→ Stated problem
Pull out every line with the word "ARITIVS".

:: Supplied data

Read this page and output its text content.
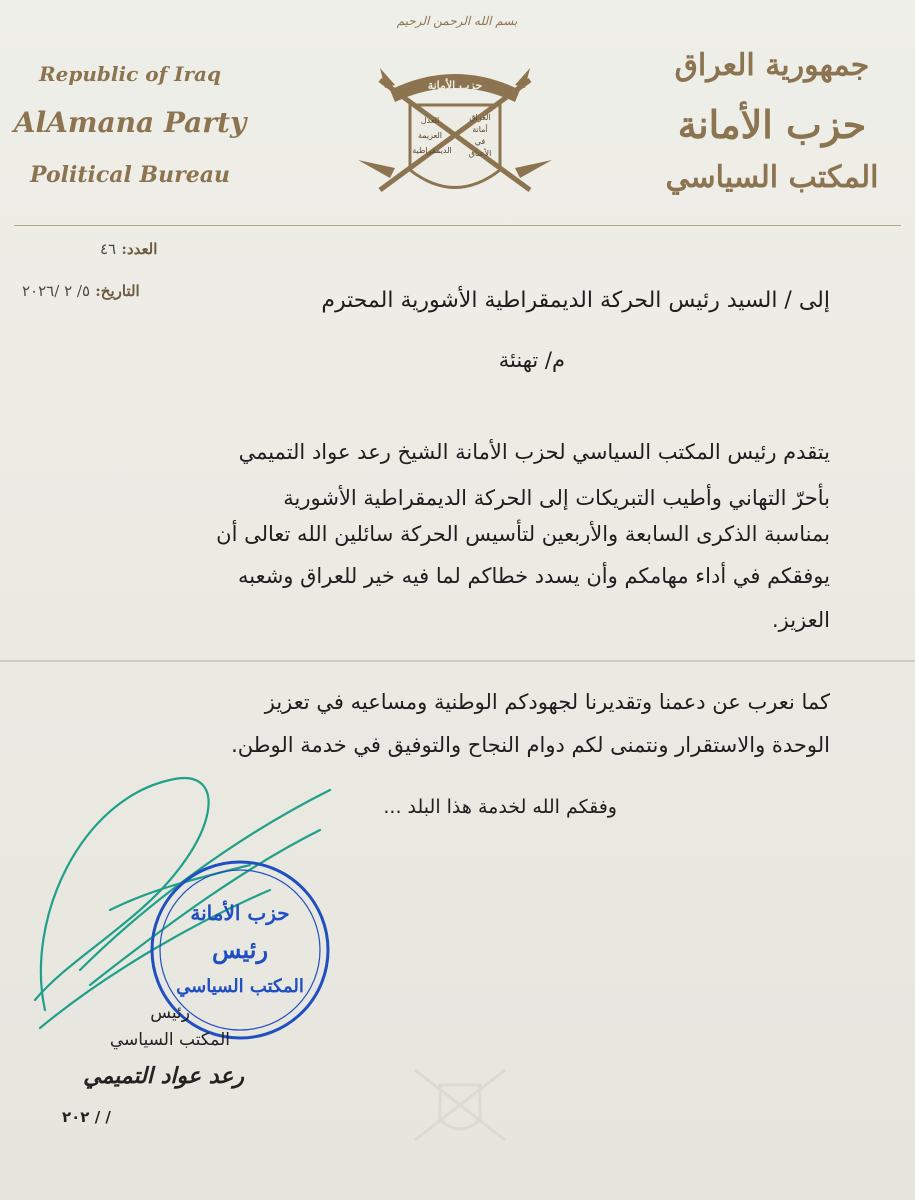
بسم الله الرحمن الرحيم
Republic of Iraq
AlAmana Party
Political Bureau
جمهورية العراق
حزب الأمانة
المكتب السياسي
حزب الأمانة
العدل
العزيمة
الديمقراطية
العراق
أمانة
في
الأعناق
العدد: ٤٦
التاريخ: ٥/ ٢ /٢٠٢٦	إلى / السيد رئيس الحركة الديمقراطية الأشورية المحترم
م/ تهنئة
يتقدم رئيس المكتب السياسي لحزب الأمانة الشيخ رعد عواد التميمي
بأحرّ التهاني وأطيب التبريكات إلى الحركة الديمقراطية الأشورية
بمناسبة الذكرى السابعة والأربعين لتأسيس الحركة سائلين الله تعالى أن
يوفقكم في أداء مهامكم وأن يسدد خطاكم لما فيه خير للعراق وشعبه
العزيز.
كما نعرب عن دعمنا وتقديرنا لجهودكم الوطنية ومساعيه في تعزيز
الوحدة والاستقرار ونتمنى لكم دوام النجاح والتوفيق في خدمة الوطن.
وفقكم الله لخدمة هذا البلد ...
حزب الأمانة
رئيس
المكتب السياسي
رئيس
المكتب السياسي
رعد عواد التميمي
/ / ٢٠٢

::::
:: Supplied data

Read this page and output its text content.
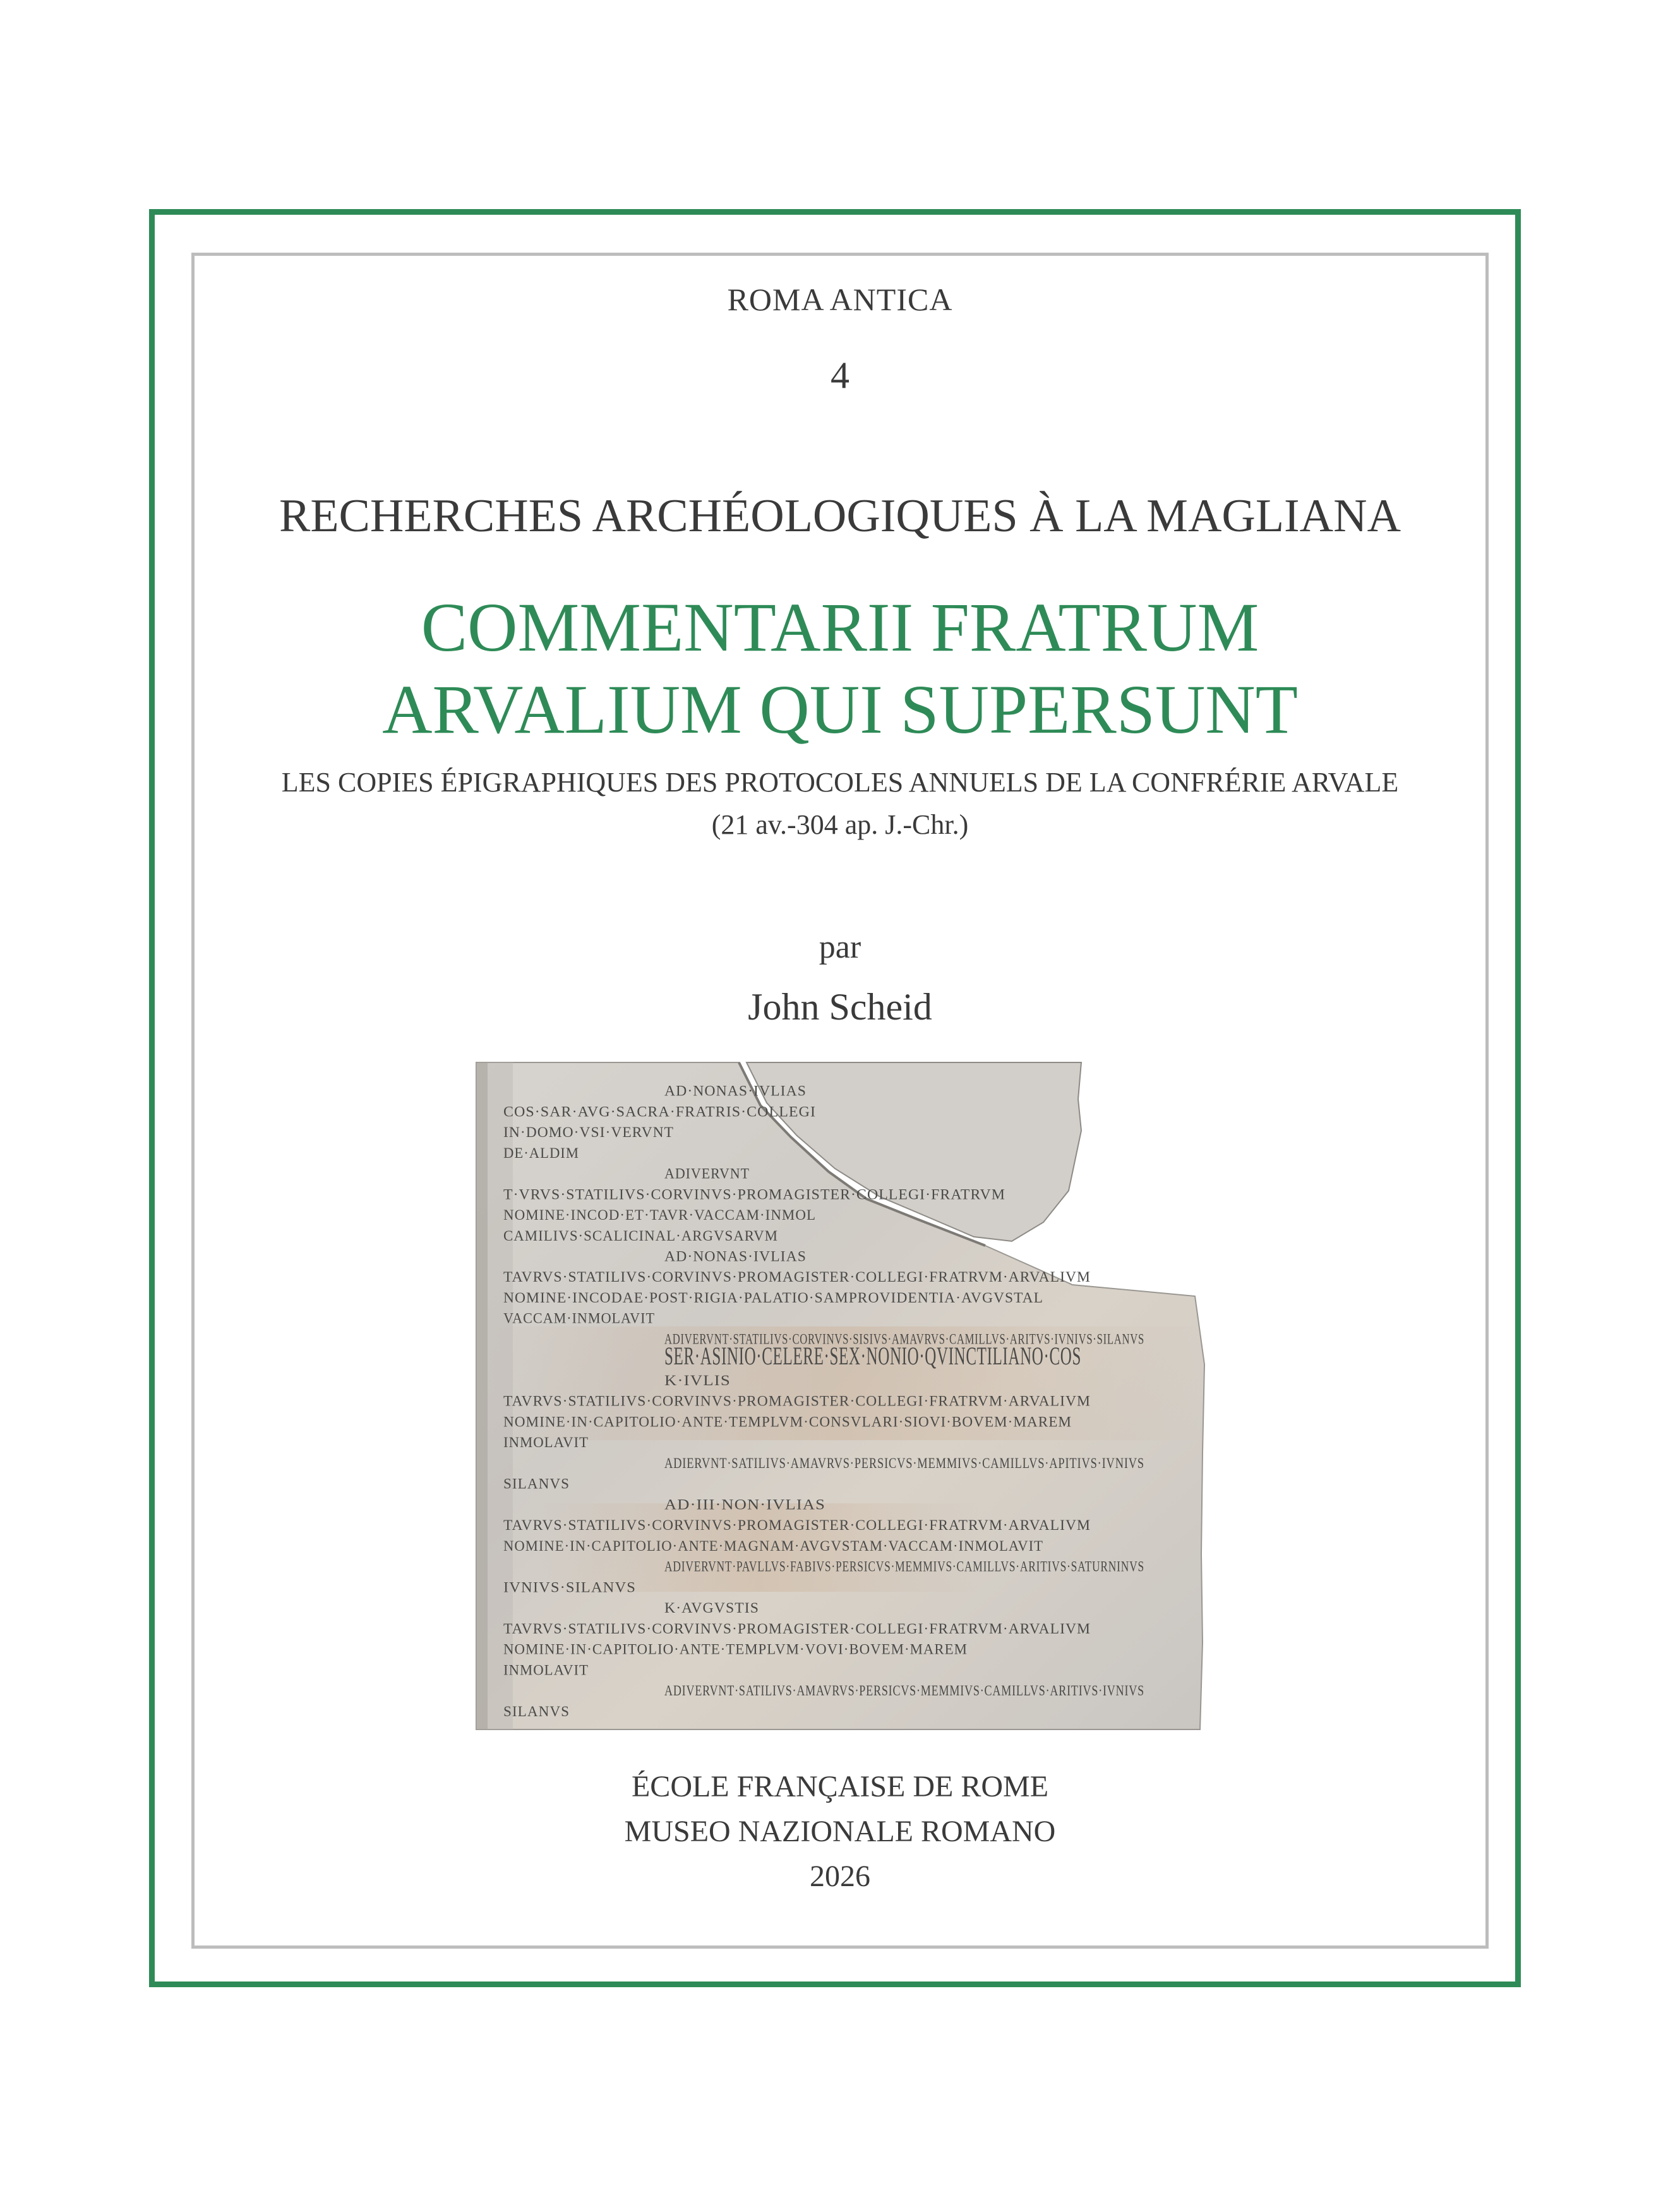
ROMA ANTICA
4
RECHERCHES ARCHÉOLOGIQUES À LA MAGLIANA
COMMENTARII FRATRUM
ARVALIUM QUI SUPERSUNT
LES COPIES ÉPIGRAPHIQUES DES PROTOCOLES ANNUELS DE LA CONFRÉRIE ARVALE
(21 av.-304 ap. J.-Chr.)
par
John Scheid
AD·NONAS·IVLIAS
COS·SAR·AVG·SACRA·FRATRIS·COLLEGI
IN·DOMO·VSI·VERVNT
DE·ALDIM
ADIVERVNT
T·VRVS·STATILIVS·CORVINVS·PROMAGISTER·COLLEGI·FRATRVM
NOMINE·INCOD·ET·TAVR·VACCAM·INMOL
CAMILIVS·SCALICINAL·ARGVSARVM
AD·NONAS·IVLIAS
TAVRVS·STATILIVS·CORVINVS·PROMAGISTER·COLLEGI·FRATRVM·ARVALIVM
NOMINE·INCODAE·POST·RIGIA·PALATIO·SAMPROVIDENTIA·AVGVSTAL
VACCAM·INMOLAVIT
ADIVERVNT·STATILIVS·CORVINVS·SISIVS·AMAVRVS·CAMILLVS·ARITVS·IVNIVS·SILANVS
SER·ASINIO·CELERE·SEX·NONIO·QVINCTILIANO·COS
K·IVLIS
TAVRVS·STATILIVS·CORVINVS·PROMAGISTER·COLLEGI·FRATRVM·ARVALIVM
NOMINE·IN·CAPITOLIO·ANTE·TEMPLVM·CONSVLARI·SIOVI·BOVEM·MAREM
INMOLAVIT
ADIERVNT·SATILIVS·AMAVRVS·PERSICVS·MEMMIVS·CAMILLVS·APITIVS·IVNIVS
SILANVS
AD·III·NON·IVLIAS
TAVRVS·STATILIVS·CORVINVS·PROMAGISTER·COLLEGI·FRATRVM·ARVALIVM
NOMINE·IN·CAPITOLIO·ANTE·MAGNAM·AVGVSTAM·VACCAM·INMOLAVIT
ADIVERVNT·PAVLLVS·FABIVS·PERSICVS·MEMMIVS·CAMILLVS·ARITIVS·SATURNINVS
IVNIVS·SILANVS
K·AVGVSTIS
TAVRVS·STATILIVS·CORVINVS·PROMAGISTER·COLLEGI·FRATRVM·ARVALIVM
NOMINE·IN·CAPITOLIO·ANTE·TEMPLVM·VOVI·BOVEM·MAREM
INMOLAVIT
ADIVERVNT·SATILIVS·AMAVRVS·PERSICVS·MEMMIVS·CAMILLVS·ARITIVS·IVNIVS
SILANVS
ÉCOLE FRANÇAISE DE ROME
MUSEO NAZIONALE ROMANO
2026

::::

→ Result of the task
ADIVERVNT·PAVLLVS·FABIVS·PERSICVS·MEMMIVS·CAMILLVS·ARITIVS·SATURNINVS
ADIVERVNT·SATILIVS·AMAVRVS·PERSICVS·MEMMIVS·CAMILLVS·ARITIVS·IVNIVS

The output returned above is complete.